## TO DO
Find each line with the word "成中心对称" in it, then give the total alone.

Records from a dataset
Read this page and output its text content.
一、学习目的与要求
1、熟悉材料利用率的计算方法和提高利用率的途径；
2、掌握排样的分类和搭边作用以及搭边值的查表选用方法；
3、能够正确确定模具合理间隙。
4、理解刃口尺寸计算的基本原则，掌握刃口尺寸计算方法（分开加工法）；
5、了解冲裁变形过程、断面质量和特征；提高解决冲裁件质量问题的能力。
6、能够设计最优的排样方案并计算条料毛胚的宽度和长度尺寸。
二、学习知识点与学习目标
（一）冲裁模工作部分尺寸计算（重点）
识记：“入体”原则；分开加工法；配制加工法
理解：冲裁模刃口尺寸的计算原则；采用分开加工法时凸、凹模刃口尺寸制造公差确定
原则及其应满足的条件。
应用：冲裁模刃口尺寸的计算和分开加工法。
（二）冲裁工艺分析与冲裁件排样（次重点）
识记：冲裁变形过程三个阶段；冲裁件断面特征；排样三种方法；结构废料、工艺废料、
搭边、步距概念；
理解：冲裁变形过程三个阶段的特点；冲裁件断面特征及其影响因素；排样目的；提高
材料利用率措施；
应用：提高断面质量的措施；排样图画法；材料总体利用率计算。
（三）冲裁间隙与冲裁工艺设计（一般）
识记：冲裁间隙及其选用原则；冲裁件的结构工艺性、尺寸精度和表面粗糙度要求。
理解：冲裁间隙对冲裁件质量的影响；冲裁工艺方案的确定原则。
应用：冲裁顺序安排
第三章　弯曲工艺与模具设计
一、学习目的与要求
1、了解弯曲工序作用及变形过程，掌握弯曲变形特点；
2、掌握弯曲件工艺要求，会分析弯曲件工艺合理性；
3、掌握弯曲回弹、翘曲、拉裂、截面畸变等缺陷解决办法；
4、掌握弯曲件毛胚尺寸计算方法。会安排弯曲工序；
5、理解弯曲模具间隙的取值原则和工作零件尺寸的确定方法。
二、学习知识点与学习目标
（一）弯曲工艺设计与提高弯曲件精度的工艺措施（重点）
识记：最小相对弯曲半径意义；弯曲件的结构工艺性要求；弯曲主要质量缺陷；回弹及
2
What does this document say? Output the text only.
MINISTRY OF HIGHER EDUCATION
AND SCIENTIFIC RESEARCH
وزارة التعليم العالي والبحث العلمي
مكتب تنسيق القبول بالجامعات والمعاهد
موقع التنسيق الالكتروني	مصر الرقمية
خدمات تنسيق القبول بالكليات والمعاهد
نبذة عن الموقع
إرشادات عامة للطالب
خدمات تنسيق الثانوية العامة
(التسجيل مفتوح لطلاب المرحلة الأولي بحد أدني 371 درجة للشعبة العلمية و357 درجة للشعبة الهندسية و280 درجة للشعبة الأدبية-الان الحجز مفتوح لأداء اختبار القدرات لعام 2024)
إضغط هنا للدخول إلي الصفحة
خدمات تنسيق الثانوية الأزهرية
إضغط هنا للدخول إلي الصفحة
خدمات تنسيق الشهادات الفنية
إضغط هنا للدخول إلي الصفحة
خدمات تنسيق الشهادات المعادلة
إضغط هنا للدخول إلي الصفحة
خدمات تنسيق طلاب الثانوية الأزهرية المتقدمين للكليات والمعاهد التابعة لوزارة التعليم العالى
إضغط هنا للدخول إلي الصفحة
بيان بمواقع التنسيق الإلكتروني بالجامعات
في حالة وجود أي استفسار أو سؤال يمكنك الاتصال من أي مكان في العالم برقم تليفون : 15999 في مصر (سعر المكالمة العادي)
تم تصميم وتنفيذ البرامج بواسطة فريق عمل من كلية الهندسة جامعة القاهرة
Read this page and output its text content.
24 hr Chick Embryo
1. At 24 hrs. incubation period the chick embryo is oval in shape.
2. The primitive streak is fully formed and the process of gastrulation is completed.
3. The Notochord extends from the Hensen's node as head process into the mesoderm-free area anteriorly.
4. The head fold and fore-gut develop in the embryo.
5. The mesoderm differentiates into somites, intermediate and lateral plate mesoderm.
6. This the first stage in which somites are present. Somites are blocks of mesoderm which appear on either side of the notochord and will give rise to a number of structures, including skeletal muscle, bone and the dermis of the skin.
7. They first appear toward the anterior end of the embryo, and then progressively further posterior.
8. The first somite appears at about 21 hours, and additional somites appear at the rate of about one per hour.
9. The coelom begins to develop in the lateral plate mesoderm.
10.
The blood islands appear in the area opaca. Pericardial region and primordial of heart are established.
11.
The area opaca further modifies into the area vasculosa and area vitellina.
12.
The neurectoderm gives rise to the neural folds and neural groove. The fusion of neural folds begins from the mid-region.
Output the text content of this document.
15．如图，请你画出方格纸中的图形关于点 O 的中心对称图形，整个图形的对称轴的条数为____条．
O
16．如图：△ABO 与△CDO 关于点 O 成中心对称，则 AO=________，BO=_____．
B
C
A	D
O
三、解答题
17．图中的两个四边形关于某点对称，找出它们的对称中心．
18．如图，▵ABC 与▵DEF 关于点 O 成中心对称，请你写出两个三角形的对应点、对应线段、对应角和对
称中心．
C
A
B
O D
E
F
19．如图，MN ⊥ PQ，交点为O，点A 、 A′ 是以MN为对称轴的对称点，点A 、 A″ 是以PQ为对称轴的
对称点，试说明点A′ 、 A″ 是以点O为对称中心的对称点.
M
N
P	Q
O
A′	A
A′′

## THE OUTPUT
2